* _What is being asked_: Using the records below, report how many lines hold "органов", with no extra text.

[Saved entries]
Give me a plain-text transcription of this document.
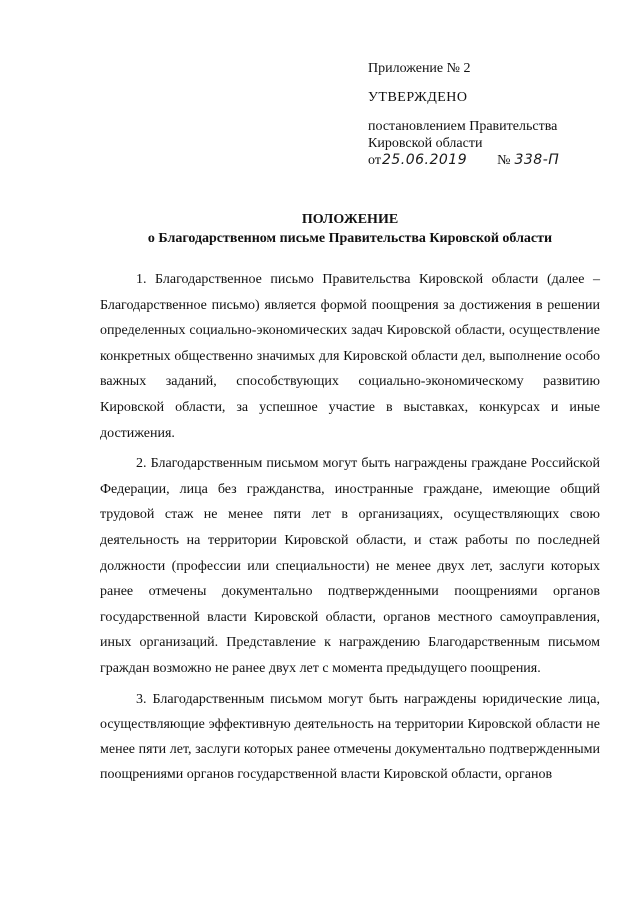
Приложение № 2

УТВЕРЖДЕНО

постановлением Правительства

Кировской области

от25.06.2019 № 338-П

ПОЛОЖЕНИЕ

о Благодарственном письме Правительства Кировской области

1. Благодарственное письмо Правительства Кировской области (далее – Благодарственное письмо) является формой поощрения за достижения в решении определенных социально-экономических задач Кировской области, осуществление конкретных общественно значимых для Кировской области дел, выполнение особо важных заданий, способствующих социально-экономическому развитию Кировской области, за успешное участие в выставках, конкурсах и иные достижения.

2. Благодарственным письмом могут быть награждены граждане Российской Федерации, лица без гражданства, иностранные граждане, имеющие общий трудовой стаж не менее пяти лет в организациях, осуществляющих свою деятельность на территории Кировской области, и стаж работы по последней должности (профессии или специальности) не менее двух лет, заслуги которых ранее отмечены документально подтвержденными поощрениями органов государственной власти Кировской области, органов местного самоуправления, иных организаций. Представление к награждению Благодарственным письмом граждан возможно не ранее двух лет с момента предыдущего поощрения.

3. Благодарственным письмом могут быть награждены юридические лица, осуществляющие эффективную деятельность на территории Кировской области не менее пяти лет, заслуги которых ранее отмечены документально подтвержденными поощрениями органов государственной власти Кировской области, органов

* _Answer to this exercise_: 2